§ WHAT THE TASK REQUIRES: Extract the listing below in full, unchanged.
>> begin EXTRACTED ENTRIES
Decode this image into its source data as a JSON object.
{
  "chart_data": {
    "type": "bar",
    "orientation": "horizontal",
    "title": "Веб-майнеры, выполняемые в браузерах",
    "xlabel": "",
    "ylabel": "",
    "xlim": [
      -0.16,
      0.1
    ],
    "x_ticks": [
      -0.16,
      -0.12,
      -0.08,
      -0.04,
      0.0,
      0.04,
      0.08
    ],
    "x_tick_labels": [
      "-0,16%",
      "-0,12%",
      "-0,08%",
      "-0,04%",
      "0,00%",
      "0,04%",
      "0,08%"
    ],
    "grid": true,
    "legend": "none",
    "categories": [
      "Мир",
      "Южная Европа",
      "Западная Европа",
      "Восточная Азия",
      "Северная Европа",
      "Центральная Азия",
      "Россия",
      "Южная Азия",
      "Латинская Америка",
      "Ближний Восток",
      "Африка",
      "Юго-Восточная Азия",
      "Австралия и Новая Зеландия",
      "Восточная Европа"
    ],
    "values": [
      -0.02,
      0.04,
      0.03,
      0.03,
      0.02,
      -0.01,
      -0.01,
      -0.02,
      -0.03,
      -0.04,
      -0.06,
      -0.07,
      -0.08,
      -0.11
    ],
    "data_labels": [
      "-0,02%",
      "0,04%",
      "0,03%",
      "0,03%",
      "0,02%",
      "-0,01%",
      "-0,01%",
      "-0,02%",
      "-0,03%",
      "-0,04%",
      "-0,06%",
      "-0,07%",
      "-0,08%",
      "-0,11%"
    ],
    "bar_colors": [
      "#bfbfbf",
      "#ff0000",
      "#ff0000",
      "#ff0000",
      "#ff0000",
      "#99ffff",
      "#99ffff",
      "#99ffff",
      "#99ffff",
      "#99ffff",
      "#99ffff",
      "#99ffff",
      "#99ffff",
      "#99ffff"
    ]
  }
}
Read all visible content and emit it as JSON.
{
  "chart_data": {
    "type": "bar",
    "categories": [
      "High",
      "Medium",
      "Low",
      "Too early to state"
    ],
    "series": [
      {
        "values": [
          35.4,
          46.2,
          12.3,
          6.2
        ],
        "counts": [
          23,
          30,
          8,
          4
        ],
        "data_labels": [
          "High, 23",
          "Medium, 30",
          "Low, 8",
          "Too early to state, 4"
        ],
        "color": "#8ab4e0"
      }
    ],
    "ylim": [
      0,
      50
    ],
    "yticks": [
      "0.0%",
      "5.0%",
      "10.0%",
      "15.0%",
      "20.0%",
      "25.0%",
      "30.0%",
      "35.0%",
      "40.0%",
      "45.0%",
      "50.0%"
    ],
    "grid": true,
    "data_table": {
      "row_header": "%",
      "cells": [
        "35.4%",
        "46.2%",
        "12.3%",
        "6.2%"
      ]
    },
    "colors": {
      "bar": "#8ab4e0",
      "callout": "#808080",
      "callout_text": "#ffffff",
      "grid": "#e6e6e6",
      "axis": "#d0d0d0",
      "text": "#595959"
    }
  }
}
>> end EXTRACTED ENTRIES
§ RESULT BELOW:
Decode this image into its source data as a JSON object.
{
  "chart_data": {
    "type": "bar",
    "orientation": "horizontal",
    "title": "Веб-майнеры, выполняемые в браузерах",
    "xlabel": "",
    "ylabel": "",
    "xlim": [
      -0.16,
      0.1
    ],
    "x_ticks": [
      -0.16,
      -0.12,
      -0.08,
      -0.04,
      0.0,
      0.04,
      0.08
    ],
    "x_tick_labels": [
      "-0,16%",
      "-0,12%",
      "-0,08%",
      "-0,04%",
      "0,00%",
      "0,04%",
      "0,08%"
    ],
    "grid": true,
    "legend": "none",
    "categories": [
      "Мир",
      "Южная Европа",
      "Западная Европа",
      "Восточная Азия",
      "Северная Европа",
      "Центральная Азия",
      "Россия",
      "Южная Азия",
      "Латинская Америка",
      "Ближний Восток",
      "Африка",
      "Юго-Восточная Азия",
      "Австралия и Новая Зеландия",
      "Восточная Европа"
    ],
    "values": [
      -0.02,
      0.04,
      0.03,
      0.03,
      0.02,
      -0.01,
      -0.01,
      -0.02,
      -0.03,
      -0.04,
      -0.06,
      -0.07,
      -0.08,
      -0.11
    ],
    "data_labels": [
      "-0,02%",
      "0,04%",
      "0,03%",
      "0,03%",
      "0,02%",
      "-0,01%",
      "-0,01%",
      "-0,02%",
      "-0,03%",
      "-0,04%",
      "-0,06%",
      "-0,07%",
      "-0,08%",
      "-0,11%"
    ],
    "bar_colors": [
      "#bfbfbf",
      "#ff0000",
      "#ff0000",
      "#ff0000",
      "#ff0000",
      "#99ffff",
      "#99ffff",
      "#99ffff",
      "#99ffff",
      "#99ffff",
      "#99ffff",
      "#99ffff",
      "#99ffff",
      "#99ffff"
    ]
  }
}
Read all visible content and emit it as JSON.
{
  "chart_data": {
    "type": "bar",
    "categories": [
      "High",
      "Medium",
      "Low",
      "Too early to state"
    ],
    "series": [
      {
        "values": [
          35.4,
          46.2,
          12.3,
          6.2
        ],
        "counts": [
          23,
          30,
          8,
          4
        ],
        "data_labels": [
          "High, 23",
          "Medium, 30",
          "Low, 8",
          "Too early to state, 4"
        ],
        "color": "#8ab4e0"
      }
    ],
    "ylim": [
      0,
      50
    ],
    "yticks": [
      "0.0%",
      "5.0%",
      "10.0%",
      "15.0%",
      "20.0%",
      "25.0%",
      "30.0%",
      "35.0%",
      "40.0%",
      "45.0%",
      "50.0%"
    ],
    "grid": true,
    "data_table": {
      "row_header": "%",
      "cells": [
        "35.4%",
        "46.2%",
        "12.3%",
        "6.2%"
      ]
    },
    "colors": {
      "bar": "#8ab4e0",
      "callout": "#808080",
      "callout_text": "#ffffff",
      "grid": "#e6e6e6",
      "axis": "#d0d0d0",
      "text": "#595959"
    }
  }
}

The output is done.